● **DESCRIPTION OF THE TASK**: Identify all lines below that hold "диагноза" and collect them.

● **PROVIDED RECORDS**:
----
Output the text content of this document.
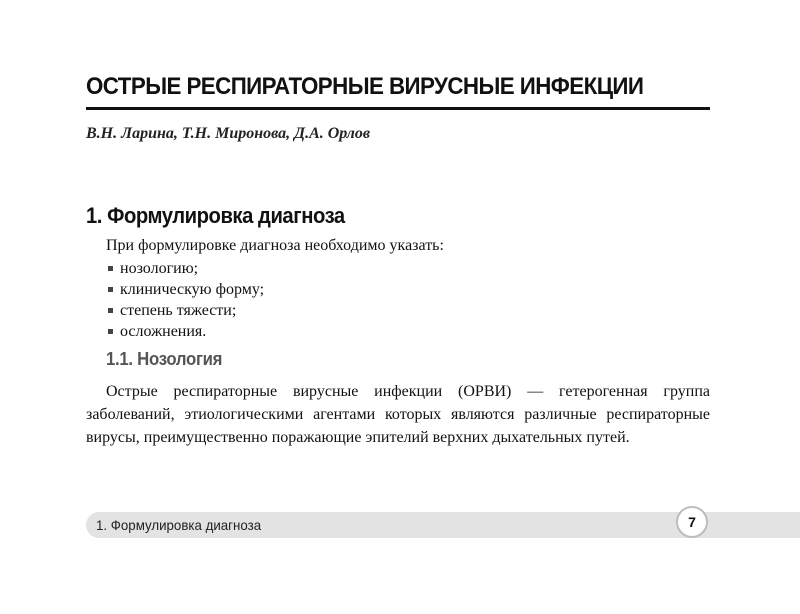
ОСТРЫЕ РЕСПИРАТОРНЫЕ ВИРУСНЫЕ ИНФЕКЦИИ
В.Н. Ларина, Т.Н. Миронова, Д.А. Орлов
1. Формулировка диагноза
При формулировке диагноза необходимо указать:
нозологию;
клиническую форму;
степень тяжести;
осложнения.
1.1. Нозология

Острые респираторные вирусные инфекции (ОРВИ) — гетерогенная группа заболеваний, этиологическими агентами которых являются различные респираторные вирусы, преимущественно поражающие эпителий верхних дыхательных путей.

1. Формулировка диагноза	7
----
● **RESULT BELOW**:
1. Формулировка диагноза
При формулировке диагноза необходимо указать:
1. Формулировка диагноза	7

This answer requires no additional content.